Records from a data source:
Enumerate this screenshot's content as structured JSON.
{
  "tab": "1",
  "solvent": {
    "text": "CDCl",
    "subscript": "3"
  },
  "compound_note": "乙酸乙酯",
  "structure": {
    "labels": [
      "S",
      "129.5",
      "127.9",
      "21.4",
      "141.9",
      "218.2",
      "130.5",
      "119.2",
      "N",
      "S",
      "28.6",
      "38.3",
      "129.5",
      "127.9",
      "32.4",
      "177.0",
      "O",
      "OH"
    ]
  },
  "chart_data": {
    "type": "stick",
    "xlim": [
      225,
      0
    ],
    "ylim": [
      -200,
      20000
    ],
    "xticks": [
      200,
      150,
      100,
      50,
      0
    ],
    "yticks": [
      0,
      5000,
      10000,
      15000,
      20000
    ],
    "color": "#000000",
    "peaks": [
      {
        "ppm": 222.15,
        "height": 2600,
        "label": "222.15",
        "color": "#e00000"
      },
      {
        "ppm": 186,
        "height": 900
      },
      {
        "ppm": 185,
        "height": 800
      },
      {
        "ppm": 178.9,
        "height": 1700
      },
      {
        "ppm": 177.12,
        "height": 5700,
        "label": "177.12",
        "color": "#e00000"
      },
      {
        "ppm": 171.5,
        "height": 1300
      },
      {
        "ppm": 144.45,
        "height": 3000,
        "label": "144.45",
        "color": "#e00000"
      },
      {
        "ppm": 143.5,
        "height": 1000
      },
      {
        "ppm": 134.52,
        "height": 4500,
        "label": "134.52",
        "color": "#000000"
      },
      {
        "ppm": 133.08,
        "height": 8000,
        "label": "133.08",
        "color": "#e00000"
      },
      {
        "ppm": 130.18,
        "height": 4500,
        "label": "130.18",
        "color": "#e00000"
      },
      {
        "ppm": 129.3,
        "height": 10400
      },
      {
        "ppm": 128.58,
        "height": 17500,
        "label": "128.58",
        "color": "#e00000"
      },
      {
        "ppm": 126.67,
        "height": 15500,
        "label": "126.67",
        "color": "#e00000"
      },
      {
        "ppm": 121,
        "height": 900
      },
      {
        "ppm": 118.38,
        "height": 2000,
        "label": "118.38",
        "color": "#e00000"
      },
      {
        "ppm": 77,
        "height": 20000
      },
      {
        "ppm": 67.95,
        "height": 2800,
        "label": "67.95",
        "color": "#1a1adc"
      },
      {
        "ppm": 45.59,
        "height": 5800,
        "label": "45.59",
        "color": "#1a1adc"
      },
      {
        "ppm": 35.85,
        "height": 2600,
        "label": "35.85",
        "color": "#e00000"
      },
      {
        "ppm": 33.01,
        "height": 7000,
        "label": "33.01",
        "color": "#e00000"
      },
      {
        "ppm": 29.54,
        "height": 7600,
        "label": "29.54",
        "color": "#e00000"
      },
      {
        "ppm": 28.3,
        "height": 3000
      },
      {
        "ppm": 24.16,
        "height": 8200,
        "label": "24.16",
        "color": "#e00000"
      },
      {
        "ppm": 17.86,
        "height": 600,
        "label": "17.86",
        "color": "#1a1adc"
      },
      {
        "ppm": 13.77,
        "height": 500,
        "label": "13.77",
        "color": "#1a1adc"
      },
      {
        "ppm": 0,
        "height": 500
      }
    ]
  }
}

## OBJECTIVE
Please repeat the listing exactly, with nothing left out.

## RESULT OF THE EXERCISE
Enumerate this screenshot's content as structured JSON.
{
  "tab": "1",
  "solvent": {
    "text": "CDCl",
    "subscript": "3"
  },
  "compound_note": "乙酸乙酯",
  "structure": {
    "labels": [
      "S",
      "129.5",
      "127.9",
      "21.4",
      "141.9",
      "218.2",
      "130.5",
      "119.2",
      "N",
      "S",
      "28.6",
      "38.3",
      "129.5",
      "127.9",
      "32.4",
      "177.0",
      "O",
      "OH"
    ]
  },
  "chart_data": {
    "type": "stick",
    "xlim": [
      225,
      0
    ],
    "ylim": [
      -200,
      20000
    ],
    "xticks": [
      200,
      150,
      100,
      50,
      0
    ],
    "yticks": [
      0,
      5000,
      10000,
      15000,
      20000
    ],
    "color": "#000000",
    "peaks": [
      {
        "ppm": 222.15,
        "height": 2600,
        "label": "222.15",
        "color": "#e00000"
      },
      {
        "ppm": 186,
        "height": 900
      },
      {
        "ppm": 185,
        "height": 800
      },
      {
        "ppm": 178.9,
        "height": 1700
      },
      {
        "ppm": 177.12,
        "height": 5700,
        "label": "177.12",
        "color": "#e00000"
      },
      {
        "ppm": 171.5,
        "height": 1300
      },
      {
        "ppm": 144.45,
        "height": 3000,
        "label": "144.45",
        "color": "#e00000"
      },
      {
        "ppm": 143.5,
        "height": 1000
      },
      {
        "ppm": 134.52,
        "height": 4500,
        "label": "134.52",
        "color": "#000000"
      },
      {
        "ppm": 133.08,
        "height": 8000,
        "label": "133.08",
        "color": "#e00000"
      },
      {
        "ppm": 130.18,
        "height": 4500,
        "label": "130.18",
        "color": "#e00000"
      },
      {
        "ppm": 129.3,
        "height": 10400
      },
      {
        "ppm": 128.58,
        "height": 17500,
        "label": "128.58",
        "color": "#e00000"
      },
      {
        "ppm": 126.67,
        "height": 15500,
        "label": "126.67",
        "color": "#e00000"
      },
      {
        "ppm": 121,
        "height": 900
      },
      {
        "ppm": 118.38,
        "height": 2000,
        "label": "118.38",
        "color": "#e00000"
      },
      {
        "ppm": 77,
        "height": 20000
      },
      {
        "ppm": 67.95,
        "height": 2800,
        "label": "67.95",
        "color": "#1a1adc"
      },
      {
        "ppm": 45.59,
        "height": 5800,
        "label": "45.59",
        "color": "#1a1adc"
      },
      {
        "ppm": 35.85,
        "height": 2600,
        "label": "35.85",
        "color": "#e00000"
      },
      {
        "ppm": 33.01,
        "height": 7000,
        "label": "33.01",
        "color": "#e00000"
      },
      {
        "ppm": 29.54,
        "height": 7600,
        "label": "29.54",
        "color": "#e00000"
      },
      {
        "ppm": 28.3,
        "height": 3000
      },
      {
        "ppm": 24.16,
        "height": 8200,
        "label": "24.16",
        "color": "#e00000"
      },
      {
        "ppm": 17.86,
        "height": 600,
        "label": "17.86",
        "color": "#1a1adc"
      },
      {
        "ppm": 13.77,
        "height": 500,
        "label": "13.77",
        "color": "#1a1adc"
      },
      {
        "ppm": 0,
        "height": 500
      }
    ]
  }
}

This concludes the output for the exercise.